■ **TASK**: Pick out each line containing the string "text" and copy it.

■ **MATERIAL PROVIDED**:
○ ○ ○ ○ ○

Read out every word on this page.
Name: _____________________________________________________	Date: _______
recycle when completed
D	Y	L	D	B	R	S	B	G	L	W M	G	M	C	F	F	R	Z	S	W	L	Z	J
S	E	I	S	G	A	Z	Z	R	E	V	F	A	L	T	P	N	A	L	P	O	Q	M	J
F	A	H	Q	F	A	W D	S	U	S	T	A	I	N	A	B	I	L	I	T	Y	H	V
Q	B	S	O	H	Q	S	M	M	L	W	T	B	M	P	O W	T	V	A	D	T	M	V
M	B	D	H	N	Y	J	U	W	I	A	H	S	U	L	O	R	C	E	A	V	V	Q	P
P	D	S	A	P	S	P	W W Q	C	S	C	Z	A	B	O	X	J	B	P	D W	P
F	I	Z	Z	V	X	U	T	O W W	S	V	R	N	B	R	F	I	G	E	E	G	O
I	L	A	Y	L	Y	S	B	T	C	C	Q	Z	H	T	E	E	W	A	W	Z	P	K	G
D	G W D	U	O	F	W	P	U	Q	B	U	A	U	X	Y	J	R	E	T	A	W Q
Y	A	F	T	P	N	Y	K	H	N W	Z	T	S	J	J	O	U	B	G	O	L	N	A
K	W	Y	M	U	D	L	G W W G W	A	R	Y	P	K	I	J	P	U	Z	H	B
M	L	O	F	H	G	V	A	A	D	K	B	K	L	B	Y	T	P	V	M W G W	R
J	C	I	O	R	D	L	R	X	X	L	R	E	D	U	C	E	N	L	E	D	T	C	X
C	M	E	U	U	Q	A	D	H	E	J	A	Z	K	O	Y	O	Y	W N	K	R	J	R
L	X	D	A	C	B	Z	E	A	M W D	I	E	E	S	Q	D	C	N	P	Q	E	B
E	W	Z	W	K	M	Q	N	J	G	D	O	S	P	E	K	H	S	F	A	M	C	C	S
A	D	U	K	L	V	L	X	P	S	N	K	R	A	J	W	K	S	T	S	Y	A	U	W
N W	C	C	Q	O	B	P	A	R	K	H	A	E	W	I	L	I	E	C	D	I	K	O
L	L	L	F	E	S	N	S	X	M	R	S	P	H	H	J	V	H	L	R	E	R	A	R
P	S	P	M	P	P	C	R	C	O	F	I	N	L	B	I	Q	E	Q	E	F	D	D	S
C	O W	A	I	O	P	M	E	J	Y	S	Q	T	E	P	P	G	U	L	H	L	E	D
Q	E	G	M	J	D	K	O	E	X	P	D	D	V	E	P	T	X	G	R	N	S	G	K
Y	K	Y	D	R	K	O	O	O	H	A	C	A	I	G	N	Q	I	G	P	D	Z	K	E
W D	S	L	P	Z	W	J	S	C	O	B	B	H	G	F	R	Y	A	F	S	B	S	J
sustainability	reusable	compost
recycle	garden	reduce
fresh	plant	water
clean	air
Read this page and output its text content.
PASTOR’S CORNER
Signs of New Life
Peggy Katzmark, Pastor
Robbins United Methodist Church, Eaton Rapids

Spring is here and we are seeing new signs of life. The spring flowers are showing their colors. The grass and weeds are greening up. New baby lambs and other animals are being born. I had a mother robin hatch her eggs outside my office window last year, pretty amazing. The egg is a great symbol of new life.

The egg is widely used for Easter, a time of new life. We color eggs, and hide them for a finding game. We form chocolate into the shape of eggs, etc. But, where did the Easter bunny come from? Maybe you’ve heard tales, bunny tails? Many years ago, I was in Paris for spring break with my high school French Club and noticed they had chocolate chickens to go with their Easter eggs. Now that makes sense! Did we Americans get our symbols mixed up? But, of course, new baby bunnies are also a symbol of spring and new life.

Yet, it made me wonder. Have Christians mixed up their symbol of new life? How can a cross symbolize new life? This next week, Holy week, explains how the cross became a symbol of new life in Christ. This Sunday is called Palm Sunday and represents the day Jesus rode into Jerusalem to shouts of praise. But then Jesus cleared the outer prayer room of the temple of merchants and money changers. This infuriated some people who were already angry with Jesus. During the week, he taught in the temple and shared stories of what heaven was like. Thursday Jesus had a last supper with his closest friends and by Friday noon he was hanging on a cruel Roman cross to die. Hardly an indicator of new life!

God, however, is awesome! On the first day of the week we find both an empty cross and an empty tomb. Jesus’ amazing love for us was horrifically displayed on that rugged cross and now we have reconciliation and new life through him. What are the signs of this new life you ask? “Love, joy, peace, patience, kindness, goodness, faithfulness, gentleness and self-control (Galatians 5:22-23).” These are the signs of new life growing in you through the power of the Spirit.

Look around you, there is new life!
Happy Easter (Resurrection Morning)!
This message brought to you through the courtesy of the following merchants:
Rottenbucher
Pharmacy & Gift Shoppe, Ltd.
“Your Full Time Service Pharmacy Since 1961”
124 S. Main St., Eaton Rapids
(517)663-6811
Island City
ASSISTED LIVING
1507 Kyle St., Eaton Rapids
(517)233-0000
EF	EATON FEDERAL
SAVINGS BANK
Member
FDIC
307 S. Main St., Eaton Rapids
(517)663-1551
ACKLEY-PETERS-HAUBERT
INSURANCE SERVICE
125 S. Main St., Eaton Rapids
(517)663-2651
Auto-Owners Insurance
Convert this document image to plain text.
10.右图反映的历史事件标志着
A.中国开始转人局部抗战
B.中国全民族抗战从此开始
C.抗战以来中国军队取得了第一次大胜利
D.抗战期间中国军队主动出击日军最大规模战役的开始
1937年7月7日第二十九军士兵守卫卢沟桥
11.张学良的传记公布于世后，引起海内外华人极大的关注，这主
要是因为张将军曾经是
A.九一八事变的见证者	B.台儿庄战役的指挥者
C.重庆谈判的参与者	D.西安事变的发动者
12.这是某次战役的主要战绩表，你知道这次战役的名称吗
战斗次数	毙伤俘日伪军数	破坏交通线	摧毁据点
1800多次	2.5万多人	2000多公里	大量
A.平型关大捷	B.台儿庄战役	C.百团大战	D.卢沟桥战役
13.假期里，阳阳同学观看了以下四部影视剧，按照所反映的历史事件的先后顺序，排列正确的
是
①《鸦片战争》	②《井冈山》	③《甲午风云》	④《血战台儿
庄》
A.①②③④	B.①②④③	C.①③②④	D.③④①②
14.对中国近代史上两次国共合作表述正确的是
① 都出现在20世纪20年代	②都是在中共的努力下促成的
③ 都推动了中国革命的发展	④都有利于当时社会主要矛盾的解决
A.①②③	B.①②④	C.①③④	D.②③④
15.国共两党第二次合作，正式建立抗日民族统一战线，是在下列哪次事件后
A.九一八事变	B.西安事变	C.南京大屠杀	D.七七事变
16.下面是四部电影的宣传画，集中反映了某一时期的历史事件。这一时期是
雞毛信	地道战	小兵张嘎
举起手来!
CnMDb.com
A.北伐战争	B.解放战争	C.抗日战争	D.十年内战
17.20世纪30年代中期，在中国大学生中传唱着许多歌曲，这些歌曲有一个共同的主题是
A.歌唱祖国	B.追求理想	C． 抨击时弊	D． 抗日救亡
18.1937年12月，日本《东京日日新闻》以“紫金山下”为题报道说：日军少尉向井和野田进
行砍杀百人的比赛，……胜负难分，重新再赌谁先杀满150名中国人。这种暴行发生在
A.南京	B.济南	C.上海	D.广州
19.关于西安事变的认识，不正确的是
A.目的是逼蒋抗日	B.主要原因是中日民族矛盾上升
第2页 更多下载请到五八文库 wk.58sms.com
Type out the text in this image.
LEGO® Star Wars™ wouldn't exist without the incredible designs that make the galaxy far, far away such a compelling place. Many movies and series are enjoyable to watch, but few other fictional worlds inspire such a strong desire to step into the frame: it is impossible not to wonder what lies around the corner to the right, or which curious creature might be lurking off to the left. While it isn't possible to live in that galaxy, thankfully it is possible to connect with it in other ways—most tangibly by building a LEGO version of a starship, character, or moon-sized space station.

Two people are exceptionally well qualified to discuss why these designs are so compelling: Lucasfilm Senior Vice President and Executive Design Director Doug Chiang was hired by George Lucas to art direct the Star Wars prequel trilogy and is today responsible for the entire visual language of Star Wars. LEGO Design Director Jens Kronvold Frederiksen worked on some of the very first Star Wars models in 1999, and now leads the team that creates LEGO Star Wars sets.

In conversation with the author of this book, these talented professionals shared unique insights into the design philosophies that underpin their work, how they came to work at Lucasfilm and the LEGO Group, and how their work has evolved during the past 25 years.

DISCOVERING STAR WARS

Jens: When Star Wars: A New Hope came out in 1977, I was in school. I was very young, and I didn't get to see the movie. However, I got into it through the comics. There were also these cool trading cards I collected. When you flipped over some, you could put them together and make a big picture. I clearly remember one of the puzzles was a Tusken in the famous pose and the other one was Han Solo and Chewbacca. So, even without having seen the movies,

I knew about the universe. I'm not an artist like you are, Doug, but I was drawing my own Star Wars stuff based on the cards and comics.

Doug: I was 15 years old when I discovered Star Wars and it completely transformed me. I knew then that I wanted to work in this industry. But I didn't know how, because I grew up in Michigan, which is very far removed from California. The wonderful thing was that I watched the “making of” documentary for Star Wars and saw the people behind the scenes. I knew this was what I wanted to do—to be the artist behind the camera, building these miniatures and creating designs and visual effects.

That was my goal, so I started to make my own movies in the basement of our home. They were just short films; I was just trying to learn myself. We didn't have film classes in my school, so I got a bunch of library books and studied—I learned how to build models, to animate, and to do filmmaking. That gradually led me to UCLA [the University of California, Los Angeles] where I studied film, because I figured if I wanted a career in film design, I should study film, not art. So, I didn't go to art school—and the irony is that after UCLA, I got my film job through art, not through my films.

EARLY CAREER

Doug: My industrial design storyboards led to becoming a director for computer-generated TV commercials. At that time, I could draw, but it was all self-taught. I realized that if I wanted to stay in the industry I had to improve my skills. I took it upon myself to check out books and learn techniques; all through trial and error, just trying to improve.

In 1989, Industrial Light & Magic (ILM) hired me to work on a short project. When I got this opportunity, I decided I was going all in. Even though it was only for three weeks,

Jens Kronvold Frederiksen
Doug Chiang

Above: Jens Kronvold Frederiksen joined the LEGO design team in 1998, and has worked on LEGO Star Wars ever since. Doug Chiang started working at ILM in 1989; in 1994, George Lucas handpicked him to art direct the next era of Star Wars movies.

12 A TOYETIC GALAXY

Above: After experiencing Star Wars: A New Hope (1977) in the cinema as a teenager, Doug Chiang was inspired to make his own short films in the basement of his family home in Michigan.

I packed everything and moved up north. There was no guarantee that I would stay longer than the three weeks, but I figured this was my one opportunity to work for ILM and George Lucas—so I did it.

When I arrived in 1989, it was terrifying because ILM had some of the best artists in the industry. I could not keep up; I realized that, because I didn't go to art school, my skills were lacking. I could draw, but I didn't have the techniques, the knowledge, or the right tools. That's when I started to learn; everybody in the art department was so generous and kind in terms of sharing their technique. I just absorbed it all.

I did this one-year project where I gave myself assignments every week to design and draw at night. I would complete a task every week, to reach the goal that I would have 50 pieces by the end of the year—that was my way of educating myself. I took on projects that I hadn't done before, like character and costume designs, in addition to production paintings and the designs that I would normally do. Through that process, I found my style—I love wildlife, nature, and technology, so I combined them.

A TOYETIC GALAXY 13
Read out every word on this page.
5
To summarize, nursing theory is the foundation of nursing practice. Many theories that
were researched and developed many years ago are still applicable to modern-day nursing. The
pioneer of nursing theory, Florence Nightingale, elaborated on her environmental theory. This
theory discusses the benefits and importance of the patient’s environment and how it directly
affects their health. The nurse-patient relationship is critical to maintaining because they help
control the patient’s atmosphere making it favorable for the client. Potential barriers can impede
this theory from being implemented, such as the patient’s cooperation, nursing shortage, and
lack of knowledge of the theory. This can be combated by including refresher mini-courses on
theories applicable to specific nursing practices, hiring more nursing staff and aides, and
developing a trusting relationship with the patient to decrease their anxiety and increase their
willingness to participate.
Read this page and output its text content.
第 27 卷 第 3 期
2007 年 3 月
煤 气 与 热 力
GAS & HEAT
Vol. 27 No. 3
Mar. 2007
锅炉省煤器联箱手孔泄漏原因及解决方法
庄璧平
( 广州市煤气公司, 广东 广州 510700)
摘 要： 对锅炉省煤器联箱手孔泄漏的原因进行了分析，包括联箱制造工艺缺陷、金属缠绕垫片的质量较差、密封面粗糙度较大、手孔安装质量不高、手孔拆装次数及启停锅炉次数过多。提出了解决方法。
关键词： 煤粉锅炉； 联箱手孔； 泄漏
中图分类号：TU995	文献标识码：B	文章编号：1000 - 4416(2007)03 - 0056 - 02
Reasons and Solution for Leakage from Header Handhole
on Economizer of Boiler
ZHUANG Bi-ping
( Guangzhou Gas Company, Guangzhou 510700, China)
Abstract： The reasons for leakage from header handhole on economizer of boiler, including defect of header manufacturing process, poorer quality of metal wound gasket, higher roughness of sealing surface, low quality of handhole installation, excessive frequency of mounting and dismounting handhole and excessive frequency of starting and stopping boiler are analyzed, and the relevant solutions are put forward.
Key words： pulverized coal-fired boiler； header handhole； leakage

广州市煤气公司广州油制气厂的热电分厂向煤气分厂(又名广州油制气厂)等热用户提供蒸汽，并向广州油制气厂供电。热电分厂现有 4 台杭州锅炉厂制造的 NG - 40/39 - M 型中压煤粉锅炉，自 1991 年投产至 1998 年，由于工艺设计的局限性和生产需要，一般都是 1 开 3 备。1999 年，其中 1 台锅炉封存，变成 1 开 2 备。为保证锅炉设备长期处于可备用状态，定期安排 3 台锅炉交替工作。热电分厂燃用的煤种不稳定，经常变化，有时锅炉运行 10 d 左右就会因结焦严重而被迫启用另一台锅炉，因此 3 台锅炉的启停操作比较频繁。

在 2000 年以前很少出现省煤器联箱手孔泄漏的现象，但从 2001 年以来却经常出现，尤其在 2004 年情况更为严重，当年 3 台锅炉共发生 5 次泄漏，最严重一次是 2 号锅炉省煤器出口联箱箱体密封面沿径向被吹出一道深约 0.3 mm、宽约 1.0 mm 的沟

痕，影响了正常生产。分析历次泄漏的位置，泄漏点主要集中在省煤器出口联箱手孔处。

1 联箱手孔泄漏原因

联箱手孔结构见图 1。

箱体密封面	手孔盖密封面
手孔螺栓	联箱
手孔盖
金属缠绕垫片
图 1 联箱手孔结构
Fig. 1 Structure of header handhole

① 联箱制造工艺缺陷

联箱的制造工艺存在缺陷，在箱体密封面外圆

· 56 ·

○ ○ ○ ○ ○

■ **WRITTEN SOLUTION**:
Read this page and output its text content.
Convert this document image to plain text.
Type out the text in this image.
Read this page and output its text content.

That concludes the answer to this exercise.